Short problem:
Your task is to gather the lines below that hold the string "face".
**** Source material
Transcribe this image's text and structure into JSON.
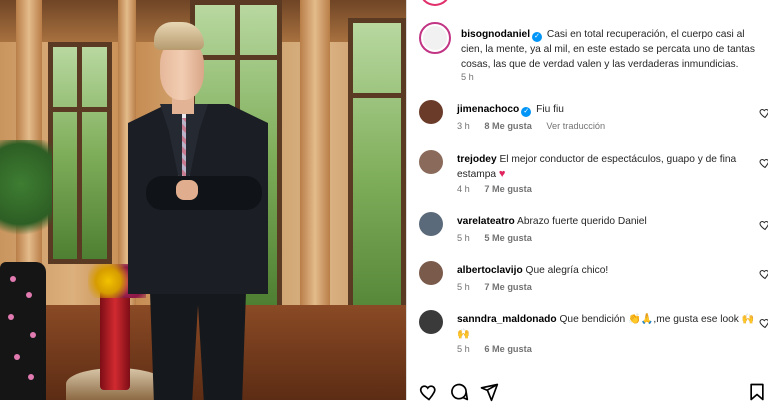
{
  "post": {
    "author": "bisognodaniel",
    "caption": "Casi en total recuperación, el cuerpo casi al cien, la mente, ya al mil, en este estado se percata uno de tantas cosas, las que de verdad valen y las verdaderas inmundicias.",
    "time": "5 h"
  },
  "comments": [
    {
      "user": "jimenachoco",
      "verified": true,
      "text": "Fiu fiu",
      "time": "3 h",
      "likes": "8 Me gusta",
      "translate": "Ver traducción",
      "avatar_color": "#6b3b2a"
    },
    {
      "user": "trejodey",
      "verified": false,
      "text": "El mejor conductor de espectáculos, guapo y de fina estampa",
      "emoji": "heart",
      "time": "4 h",
      "likes": "7 Me gusta",
      "avatar_color": "#8a6a5a"
    },
    {
      "user": "varelateatro",
      "verified": false,
      "text": "Abrazo fuerte querido Daniel",
      "time": "5 h",
      "likes": "5 Me gusta",
      "avatar_color": "#5a6a7a"
    },
    {
      "user": "albertoclavijo",
      "verified": false,
      "text": "Que alegría chico!",
      "time": "5 h",
      "likes": "7 Me gusta",
      "avatar_color": "#7a5a4a"
    },
    {
      "user": "sanndra_maldonado",
      "verified": false,
      "text": "Que bendición 👏🙏,me gusta ese look 🙌🙌",
      "time": "5 h",
      "likes": "6 Me gusta",
      "avatar_color": "#3a3a3a"
    }
  ],
  "icons": {
    "like": "heart-outline-icon",
    "comment": "comment-icon",
    "share": "paper-plane-icon",
    "save": "bookmark-icon",
    "verified": "verified-badge-icon"
  },
  "colors": {
    "verified": "#0095f6",
    "secondary_text": "#737373",
    "heart": "#e0245e"
  }
}
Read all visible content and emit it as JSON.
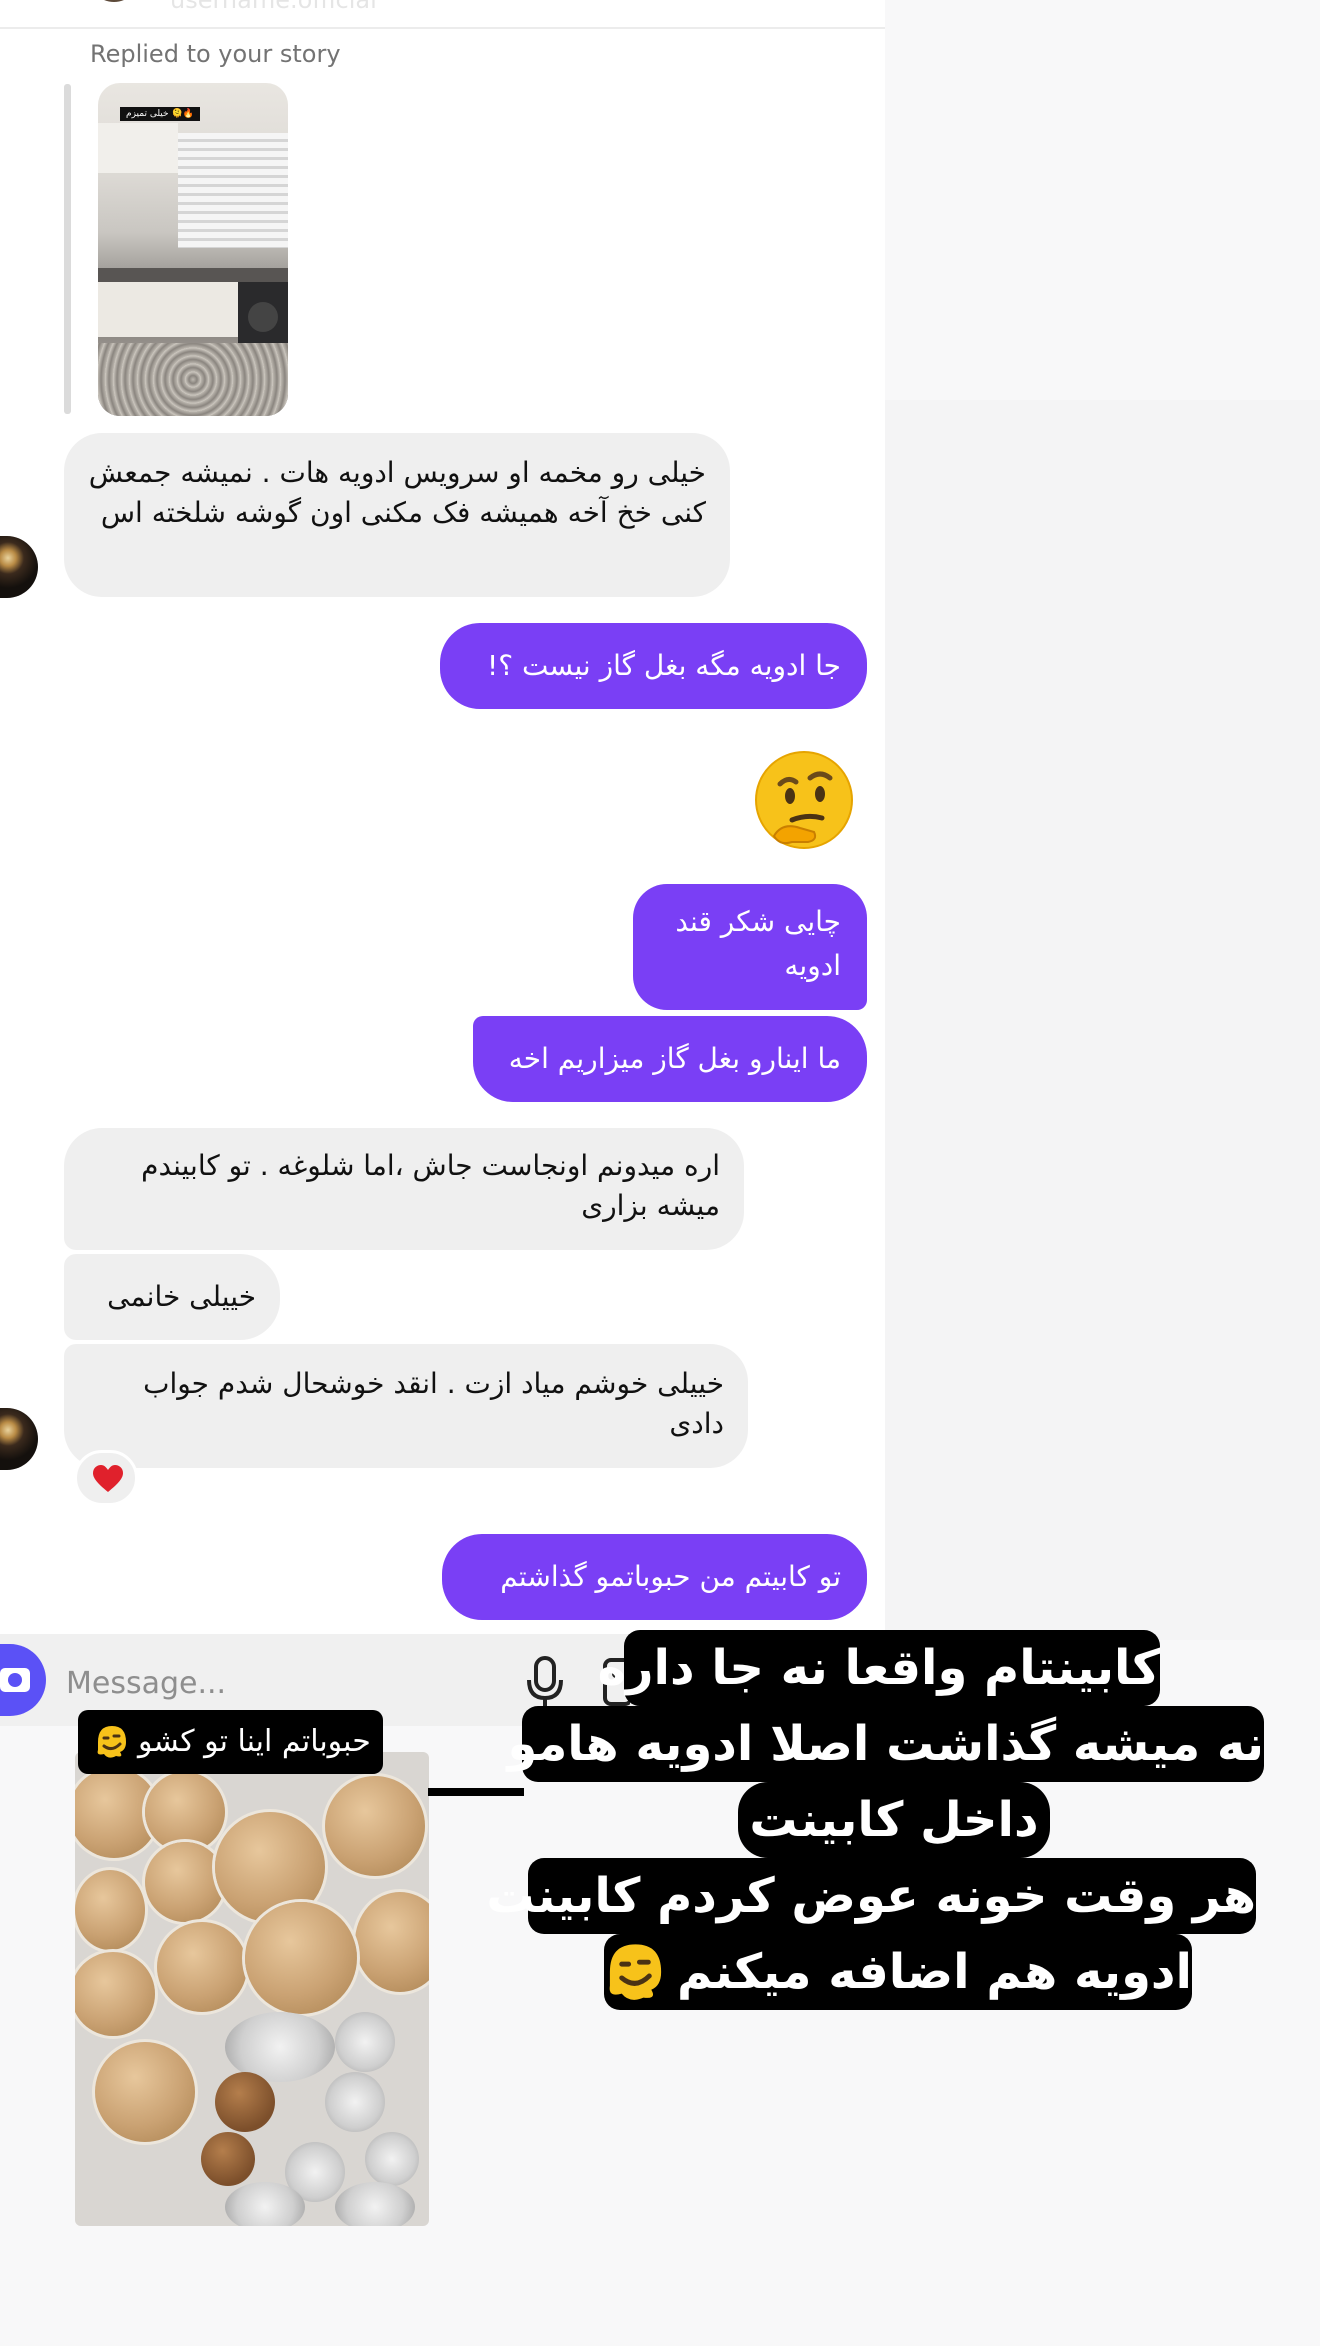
{
  "header": {
    "username_partial": "username.official"
  },
  "story_reply": {
    "label": "Replied to your story",
    "thumb_sticker": "خیلی تمیزم 🫠🔥"
  },
  "messages": [
    {
      "id": "m1",
      "dir": "in",
      "text": "خیلی رو مخمه او سرویس ادویه هات . نمیشه جمعش کنی خخ آخه همیشه فک مکنی اون گوشه شلخته اس"
    },
    {
      "id": "m2",
      "dir": "out",
      "text": "جا ادویه مگه بغل گاز نیست ؟!"
    },
    {
      "id": "m3",
      "dir": "out",
      "type": "emoji",
      "emoji": "thinking-face"
    },
    {
      "id": "m4",
      "dir": "out",
      "text": "چایی شکر قند ادویه"
    },
    {
      "id": "m5",
      "dir": "out",
      "text": "ما اینارو بغل گاز میزاریم اخه"
    },
    {
      "id": "m6",
      "dir": "in",
      "text": "اره میدونم  اونجاست جاش ،اما شلوغه . تو کابیندم میشه بزاری"
    },
    {
      "id": "m7",
      "dir": "in",
      "text": "خییلی خانمی"
    },
    {
      "id": "m8",
      "dir": "in",
      "text": "خییلی خوشم میاد ازت . انقد خوشحال شدم جواب دادی",
      "reaction": "red-heart"
    },
    {
      "id": "m9",
      "dir": "out",
      "text": "تو کابیتم من حبوباتمو گذاشتم"
    }
  ],
  "composer": {
    "placeholder": "Message...",
    "camera_icon": "camera-icon",
    "mic_icon": "mic-icon",
    "gallery_icon": "gallery-icon"
  },
  "overlay": {
    "drawer_caption": "حبوباتم اینا تو کشو",
    "caption_lines": [
      "کابینتام واقعا نه جا داره",
      "نه میشه گذاشت اصلا ادویه هامو",
      "داخل کابینت",
      "هر وقت خونه عوض کردم کابینت",
      "ادویه هم اضافه میکنم"
    ],
    "caption_emoji": "melting-face"
  },
  "colors": {
    "outgoing_bubble": "#7a3ff5",
    "incoming_bubble": "#efefef",
    "camera_button": "#5b51f6",
    "heart": "#e0212c"
  }
}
********
Problem solution:
      "emoji": "thinking-face"
    "caption_emoji": "melting-face"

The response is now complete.